From the entries below, extract every line that includes the word "count".

(Stored data)
● ● ● ●

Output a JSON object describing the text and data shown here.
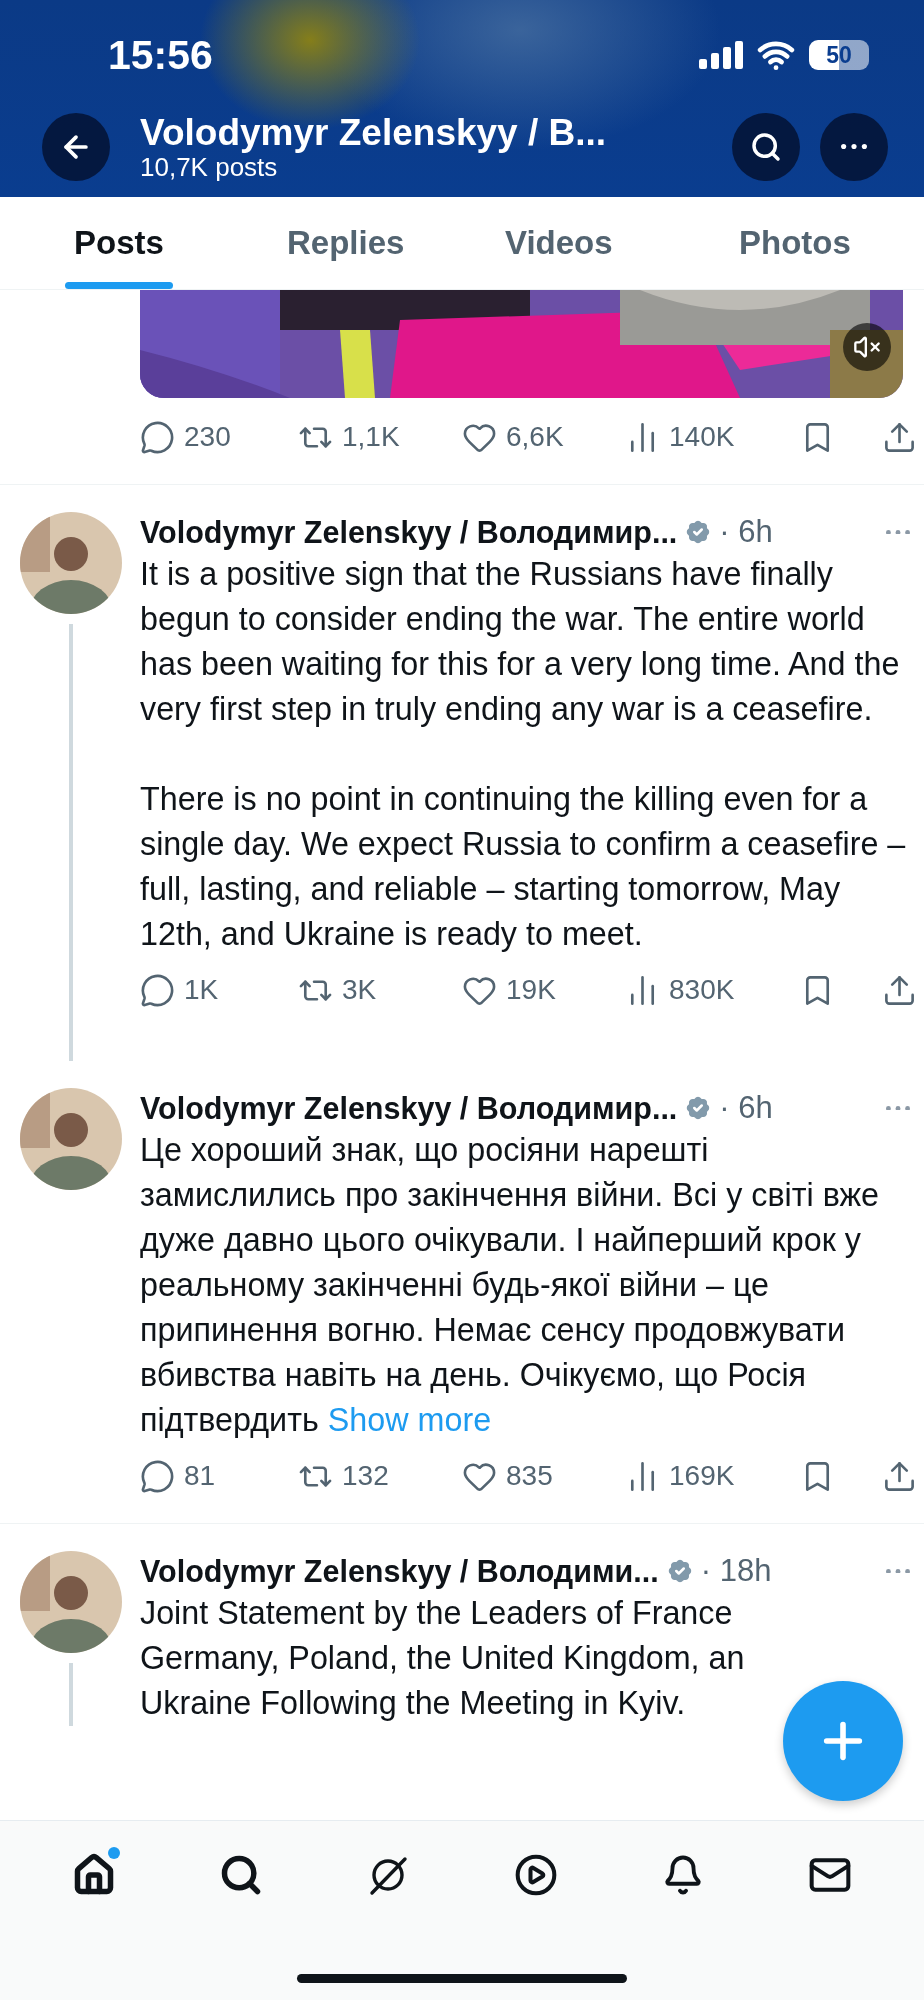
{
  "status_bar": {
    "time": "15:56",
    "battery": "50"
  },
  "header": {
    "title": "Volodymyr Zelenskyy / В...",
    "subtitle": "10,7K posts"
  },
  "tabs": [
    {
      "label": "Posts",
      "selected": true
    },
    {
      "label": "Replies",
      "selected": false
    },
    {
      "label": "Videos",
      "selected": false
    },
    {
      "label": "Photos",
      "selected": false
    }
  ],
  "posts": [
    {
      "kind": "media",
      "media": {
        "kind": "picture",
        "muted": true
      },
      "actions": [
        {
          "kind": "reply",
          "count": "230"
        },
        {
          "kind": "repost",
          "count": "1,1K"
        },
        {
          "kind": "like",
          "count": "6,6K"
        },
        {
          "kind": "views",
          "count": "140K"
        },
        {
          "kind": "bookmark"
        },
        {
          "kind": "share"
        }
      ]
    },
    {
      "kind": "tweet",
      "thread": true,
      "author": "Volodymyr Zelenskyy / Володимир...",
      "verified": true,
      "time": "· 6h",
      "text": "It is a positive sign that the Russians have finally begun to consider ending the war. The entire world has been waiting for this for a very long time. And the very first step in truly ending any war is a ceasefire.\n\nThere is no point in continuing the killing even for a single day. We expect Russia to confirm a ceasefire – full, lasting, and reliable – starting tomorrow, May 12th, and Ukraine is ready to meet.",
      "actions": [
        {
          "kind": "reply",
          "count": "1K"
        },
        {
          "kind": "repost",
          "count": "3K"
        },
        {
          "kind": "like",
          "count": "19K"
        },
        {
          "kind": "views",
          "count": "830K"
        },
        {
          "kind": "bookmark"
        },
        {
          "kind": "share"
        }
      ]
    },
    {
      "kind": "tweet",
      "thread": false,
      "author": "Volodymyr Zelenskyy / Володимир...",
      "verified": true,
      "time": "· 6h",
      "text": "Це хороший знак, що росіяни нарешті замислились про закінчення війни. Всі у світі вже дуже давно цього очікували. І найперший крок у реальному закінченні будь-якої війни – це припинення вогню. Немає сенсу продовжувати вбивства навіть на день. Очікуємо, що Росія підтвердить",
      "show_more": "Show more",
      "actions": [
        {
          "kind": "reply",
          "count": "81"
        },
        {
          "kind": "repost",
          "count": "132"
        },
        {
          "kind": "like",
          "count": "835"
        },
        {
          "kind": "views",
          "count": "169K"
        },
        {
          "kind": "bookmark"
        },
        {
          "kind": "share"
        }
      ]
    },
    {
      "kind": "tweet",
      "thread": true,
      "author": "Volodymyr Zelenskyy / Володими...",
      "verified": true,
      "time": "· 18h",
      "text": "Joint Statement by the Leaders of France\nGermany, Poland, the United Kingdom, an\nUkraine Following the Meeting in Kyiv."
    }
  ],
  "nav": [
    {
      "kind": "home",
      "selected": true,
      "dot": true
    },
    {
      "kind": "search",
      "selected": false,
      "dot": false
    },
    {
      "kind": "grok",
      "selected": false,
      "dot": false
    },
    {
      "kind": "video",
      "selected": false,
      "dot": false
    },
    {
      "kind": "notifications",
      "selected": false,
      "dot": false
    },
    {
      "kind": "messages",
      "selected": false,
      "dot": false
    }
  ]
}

● ● ● ●

= Full solution =
          "count": "230"
          "count": "1,1K"
          "count": "6,6K"
          "count": "140K"
          "count": "1K"
          "count": "3K"
          "count": "19K"
          "count": "830K"
          "count": "81"
          "count": "132"
          "count": "835"
          "count": "169K"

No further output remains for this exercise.